Check each line of the records below and collect those holding "Tsys".

(Data extracted from a collection)
━━━━
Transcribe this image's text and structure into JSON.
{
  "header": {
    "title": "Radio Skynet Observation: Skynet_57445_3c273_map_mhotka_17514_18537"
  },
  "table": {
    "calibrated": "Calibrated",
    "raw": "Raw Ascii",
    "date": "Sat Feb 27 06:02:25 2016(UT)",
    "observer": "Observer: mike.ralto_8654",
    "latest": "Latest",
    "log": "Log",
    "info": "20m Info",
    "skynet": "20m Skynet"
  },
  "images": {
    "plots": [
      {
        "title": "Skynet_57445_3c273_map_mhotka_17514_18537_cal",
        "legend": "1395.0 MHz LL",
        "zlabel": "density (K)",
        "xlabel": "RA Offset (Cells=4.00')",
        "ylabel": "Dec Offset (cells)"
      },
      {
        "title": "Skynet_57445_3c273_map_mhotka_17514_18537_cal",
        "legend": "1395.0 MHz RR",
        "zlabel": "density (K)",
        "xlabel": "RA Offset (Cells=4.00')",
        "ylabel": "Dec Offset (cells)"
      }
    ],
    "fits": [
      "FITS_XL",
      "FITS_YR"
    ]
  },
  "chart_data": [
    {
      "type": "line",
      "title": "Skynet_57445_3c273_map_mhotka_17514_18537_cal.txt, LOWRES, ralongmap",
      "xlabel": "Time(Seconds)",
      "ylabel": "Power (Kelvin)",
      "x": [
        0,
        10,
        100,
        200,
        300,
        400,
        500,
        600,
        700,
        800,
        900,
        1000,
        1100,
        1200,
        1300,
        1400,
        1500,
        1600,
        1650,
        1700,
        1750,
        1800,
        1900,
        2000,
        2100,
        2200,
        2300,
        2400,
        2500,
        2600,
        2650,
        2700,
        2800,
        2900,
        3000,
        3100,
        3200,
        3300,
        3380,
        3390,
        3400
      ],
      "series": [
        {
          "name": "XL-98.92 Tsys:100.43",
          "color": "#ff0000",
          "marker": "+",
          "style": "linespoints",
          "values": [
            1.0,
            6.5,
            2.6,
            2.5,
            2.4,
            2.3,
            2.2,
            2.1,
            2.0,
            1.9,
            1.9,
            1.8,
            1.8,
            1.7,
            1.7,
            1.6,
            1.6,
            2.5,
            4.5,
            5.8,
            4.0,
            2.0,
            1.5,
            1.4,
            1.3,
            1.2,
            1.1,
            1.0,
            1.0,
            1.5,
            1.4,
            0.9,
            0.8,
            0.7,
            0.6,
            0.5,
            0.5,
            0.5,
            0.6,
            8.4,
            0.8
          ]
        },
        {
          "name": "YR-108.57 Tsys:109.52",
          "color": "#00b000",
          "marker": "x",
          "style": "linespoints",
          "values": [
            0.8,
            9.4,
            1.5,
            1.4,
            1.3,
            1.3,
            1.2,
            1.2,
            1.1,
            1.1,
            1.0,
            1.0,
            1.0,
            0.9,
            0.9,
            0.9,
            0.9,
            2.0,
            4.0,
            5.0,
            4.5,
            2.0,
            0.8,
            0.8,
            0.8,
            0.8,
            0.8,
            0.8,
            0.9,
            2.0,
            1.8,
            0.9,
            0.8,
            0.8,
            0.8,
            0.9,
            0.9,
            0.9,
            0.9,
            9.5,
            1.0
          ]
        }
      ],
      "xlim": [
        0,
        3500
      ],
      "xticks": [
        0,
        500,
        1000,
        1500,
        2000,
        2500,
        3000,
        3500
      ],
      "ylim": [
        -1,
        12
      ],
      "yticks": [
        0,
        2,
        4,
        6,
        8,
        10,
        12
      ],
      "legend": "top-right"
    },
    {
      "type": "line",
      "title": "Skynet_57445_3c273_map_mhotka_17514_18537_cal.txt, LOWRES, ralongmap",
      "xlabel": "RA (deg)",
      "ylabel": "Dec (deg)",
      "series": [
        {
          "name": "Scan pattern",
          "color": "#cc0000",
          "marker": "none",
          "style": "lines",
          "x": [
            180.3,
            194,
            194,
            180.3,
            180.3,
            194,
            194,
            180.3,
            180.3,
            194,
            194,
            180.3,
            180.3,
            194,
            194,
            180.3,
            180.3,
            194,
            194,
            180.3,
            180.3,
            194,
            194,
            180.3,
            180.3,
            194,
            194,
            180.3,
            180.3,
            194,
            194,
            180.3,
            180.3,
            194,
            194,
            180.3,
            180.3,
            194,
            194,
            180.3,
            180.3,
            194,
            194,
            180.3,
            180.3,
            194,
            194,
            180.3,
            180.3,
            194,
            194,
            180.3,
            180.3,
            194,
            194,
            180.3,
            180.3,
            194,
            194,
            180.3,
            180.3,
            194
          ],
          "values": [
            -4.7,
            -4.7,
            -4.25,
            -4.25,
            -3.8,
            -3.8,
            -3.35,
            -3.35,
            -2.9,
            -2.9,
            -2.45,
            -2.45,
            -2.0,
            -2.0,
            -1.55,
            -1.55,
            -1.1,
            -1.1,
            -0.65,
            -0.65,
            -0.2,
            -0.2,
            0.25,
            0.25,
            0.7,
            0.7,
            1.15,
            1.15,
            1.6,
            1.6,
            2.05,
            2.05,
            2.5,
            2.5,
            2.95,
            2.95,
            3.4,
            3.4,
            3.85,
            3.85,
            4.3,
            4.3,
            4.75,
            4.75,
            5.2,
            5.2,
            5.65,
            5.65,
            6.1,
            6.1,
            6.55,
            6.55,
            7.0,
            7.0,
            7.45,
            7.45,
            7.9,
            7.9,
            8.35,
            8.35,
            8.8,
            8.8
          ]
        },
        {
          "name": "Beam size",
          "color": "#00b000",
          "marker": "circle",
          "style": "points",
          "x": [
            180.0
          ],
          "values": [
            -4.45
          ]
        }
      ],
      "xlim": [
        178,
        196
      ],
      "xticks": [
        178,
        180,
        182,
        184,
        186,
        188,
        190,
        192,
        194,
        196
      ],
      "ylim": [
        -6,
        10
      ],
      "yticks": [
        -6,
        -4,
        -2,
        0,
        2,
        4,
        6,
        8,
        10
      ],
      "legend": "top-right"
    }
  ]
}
━━━━
_EXERCISE RESPONSE_
          "name": "XL-98.92 Tsys:100.43",
          "name": "YR-108.57 Tsys:109.52",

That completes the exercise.